### DIRECTION
Look through the data for the string "Royale". Copy every line where it is found.
--- Begin ---
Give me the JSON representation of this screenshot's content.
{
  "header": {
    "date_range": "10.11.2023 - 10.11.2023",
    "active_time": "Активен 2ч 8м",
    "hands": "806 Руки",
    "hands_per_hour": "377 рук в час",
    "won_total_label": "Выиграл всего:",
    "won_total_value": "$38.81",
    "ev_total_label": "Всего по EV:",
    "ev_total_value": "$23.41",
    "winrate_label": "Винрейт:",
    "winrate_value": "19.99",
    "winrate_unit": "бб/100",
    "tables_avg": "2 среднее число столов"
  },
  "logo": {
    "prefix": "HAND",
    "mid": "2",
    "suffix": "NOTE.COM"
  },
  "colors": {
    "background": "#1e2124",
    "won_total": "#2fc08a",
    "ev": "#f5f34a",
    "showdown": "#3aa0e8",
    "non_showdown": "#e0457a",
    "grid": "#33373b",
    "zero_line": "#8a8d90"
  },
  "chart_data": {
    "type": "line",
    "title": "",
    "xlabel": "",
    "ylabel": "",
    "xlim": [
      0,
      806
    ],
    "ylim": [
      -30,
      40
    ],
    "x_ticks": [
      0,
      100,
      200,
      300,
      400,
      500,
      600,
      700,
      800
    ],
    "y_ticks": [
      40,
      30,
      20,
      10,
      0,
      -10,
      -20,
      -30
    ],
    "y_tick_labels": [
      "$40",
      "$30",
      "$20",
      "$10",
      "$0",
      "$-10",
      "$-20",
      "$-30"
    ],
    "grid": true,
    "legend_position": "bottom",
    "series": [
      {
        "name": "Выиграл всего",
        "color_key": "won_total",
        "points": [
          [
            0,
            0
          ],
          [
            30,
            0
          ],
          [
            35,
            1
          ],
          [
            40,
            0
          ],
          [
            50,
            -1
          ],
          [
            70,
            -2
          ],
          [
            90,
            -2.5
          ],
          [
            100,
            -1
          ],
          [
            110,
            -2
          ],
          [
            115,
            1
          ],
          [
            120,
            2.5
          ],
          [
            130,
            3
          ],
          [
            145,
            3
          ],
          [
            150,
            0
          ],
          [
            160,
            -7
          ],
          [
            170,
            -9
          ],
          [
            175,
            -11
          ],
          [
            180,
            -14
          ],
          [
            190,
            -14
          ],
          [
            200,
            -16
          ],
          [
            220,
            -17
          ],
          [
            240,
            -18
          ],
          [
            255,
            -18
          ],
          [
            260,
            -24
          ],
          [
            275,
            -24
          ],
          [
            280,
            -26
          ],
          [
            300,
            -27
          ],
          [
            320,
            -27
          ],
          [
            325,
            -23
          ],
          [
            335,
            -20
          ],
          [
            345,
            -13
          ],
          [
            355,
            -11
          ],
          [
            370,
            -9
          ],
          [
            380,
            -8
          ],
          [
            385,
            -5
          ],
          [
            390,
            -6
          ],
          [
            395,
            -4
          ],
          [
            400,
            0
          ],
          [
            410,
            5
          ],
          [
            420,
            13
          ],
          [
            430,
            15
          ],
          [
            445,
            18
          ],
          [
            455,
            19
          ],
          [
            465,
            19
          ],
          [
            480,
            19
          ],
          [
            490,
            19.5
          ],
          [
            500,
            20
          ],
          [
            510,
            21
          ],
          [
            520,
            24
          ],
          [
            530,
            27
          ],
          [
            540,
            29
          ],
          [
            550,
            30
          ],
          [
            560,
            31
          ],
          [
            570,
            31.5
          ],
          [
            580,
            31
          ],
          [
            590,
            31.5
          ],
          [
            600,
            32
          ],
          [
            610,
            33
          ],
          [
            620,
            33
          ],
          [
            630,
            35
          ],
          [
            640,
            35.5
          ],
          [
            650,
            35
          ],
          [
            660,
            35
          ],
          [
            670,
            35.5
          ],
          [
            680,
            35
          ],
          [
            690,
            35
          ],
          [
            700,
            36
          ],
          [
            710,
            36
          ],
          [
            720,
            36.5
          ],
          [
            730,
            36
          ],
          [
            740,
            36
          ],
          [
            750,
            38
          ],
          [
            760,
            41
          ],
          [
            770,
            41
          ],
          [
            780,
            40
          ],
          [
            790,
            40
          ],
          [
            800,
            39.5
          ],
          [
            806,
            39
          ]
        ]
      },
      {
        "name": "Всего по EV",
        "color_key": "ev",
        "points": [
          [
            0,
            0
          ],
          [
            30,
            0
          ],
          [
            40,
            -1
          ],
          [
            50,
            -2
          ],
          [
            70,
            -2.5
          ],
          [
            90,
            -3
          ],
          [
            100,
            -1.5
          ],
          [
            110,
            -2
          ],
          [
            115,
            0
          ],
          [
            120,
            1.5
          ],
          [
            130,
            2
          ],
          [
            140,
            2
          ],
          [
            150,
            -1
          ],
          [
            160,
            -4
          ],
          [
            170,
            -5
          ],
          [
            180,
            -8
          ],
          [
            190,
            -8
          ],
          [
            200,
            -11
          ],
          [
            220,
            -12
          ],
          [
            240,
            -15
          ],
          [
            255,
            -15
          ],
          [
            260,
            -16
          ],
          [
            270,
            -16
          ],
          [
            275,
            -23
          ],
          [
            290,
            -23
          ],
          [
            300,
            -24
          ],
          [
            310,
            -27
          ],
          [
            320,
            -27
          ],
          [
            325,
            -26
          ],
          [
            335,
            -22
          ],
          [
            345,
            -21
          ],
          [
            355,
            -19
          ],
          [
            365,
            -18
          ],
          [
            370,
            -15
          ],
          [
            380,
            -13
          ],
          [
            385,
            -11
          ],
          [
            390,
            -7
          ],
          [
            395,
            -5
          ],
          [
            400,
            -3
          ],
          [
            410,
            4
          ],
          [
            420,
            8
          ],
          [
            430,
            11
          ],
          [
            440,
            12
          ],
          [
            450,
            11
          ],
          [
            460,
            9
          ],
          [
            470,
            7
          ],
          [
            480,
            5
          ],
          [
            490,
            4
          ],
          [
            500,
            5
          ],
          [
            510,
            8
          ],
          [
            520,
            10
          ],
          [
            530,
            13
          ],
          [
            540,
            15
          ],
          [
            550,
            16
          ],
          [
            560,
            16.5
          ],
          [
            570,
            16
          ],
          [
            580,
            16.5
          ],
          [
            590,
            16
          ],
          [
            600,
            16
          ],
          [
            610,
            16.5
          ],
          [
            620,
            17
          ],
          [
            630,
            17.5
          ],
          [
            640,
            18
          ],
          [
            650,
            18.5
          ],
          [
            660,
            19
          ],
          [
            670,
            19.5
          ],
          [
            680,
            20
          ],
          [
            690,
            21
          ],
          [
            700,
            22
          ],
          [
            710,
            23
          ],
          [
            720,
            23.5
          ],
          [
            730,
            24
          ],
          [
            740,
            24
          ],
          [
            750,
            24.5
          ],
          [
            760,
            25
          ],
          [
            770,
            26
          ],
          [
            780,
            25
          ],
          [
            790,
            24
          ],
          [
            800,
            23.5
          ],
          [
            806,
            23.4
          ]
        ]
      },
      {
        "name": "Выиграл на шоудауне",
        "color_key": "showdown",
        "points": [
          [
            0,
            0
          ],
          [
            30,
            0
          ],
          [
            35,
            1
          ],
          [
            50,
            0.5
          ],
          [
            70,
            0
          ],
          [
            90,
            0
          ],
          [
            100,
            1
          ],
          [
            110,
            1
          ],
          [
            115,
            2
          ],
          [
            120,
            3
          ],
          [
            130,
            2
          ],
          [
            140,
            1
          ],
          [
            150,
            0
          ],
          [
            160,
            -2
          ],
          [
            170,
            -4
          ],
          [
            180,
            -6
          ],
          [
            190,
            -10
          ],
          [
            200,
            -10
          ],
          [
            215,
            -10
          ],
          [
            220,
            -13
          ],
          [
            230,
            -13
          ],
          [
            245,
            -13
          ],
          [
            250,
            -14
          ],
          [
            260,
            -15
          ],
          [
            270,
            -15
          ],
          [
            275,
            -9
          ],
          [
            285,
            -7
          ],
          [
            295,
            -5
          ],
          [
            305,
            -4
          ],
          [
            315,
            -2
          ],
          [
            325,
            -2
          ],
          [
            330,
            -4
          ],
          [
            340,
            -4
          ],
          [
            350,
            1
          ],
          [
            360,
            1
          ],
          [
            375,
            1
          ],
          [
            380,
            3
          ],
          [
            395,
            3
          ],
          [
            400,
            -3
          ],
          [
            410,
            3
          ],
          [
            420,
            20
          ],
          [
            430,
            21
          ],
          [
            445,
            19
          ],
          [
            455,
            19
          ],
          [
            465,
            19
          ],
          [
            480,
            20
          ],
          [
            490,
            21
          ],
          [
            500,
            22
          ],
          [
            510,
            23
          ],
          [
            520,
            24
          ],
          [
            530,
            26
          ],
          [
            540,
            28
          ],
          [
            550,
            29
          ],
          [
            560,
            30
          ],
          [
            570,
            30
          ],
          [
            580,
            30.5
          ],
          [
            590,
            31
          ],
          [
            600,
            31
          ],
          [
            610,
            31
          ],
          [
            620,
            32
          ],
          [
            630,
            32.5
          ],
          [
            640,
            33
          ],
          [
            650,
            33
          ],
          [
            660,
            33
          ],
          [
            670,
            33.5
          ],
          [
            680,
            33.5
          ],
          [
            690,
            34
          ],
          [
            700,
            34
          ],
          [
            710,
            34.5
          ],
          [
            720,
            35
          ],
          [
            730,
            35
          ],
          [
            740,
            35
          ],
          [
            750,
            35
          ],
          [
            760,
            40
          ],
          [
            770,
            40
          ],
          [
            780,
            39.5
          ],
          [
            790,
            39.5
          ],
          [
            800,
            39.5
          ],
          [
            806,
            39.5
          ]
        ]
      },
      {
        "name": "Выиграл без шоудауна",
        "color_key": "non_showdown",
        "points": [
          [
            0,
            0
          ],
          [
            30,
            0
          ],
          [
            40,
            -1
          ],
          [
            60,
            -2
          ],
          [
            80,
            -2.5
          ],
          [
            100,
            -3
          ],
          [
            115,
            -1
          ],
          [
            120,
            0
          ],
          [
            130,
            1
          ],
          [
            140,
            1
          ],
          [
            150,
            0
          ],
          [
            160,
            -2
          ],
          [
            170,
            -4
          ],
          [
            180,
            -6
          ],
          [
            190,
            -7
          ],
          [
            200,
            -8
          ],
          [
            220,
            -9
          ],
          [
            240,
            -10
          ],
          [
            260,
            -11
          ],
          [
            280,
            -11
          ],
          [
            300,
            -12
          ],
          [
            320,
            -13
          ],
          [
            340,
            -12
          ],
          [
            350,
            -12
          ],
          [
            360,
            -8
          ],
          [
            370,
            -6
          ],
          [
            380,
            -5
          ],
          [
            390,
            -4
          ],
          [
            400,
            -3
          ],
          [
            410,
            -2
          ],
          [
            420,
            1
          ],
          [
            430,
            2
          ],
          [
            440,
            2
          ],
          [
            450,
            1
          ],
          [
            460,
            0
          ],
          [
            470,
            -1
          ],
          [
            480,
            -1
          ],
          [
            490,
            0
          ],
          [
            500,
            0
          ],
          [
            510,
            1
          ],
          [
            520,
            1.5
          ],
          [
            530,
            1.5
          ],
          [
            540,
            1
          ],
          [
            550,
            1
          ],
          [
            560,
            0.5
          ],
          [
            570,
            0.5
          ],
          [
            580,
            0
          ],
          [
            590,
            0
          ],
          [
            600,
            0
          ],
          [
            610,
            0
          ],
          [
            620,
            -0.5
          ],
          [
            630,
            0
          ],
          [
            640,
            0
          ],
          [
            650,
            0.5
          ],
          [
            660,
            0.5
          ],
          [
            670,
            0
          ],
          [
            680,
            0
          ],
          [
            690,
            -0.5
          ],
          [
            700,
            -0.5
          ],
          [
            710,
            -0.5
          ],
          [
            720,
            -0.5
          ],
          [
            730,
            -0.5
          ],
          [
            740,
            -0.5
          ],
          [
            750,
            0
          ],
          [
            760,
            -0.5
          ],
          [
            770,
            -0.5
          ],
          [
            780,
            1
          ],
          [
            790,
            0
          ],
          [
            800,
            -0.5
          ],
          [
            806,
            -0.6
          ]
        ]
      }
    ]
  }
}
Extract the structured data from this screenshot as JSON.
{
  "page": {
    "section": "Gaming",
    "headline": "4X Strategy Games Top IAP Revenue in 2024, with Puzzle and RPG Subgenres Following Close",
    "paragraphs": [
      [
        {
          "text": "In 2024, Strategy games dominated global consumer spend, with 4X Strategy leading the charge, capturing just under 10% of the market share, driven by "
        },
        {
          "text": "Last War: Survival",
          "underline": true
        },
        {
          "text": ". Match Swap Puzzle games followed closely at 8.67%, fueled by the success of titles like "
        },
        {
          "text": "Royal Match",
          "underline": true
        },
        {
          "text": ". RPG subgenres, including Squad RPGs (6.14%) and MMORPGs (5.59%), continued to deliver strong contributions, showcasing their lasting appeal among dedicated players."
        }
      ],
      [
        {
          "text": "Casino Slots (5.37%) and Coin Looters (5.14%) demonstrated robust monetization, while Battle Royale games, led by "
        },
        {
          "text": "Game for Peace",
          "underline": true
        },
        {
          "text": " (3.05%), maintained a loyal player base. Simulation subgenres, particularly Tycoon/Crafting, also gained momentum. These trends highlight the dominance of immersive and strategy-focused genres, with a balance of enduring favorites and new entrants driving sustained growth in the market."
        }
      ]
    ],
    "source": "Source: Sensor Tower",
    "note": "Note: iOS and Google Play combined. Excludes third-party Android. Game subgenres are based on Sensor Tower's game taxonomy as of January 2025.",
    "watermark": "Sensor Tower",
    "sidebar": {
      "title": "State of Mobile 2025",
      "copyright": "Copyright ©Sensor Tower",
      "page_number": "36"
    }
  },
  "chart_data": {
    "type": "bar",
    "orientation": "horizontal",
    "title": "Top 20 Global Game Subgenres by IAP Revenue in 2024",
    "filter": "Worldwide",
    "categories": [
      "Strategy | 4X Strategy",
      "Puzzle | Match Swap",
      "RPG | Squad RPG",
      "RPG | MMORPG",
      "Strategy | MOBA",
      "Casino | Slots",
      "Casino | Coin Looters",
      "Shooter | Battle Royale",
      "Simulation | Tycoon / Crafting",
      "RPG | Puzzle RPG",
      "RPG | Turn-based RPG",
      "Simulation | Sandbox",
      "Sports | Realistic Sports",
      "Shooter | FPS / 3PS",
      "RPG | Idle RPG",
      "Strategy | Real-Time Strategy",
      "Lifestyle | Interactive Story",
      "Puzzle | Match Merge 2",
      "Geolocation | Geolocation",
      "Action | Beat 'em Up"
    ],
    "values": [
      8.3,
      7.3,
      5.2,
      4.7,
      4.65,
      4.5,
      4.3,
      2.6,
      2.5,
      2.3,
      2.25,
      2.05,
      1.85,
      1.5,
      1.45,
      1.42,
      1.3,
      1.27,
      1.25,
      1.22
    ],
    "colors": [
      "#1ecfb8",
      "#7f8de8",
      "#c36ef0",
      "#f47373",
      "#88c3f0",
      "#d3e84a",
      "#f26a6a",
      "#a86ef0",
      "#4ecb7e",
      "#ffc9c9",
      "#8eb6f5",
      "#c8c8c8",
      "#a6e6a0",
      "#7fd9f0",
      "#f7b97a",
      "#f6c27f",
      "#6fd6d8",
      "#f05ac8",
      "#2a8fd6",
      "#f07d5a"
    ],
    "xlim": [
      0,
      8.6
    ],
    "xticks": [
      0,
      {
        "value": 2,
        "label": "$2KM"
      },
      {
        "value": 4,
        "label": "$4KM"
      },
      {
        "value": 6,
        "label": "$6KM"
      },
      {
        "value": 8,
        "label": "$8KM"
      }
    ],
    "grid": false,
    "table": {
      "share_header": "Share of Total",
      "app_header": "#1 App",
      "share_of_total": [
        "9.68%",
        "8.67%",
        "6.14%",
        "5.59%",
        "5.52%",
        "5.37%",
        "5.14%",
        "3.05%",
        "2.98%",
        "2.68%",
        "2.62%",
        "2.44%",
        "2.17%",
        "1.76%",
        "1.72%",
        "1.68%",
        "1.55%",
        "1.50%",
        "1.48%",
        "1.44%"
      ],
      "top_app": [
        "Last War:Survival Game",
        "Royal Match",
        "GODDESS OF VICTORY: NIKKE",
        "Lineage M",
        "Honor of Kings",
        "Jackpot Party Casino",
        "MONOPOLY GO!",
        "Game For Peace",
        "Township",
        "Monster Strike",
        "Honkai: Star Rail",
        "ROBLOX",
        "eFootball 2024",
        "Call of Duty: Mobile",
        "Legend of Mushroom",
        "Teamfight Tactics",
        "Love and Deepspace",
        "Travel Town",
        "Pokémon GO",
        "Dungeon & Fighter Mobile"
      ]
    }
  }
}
--- End ---
### RESULT FOR THIS EXERCISE
          "text": "Casino Slots (5.37%) and Coin Looters (5.14%) demonstrated robust monetization, while Battle Royale games, led by "
      "Shooter | Battle Royale",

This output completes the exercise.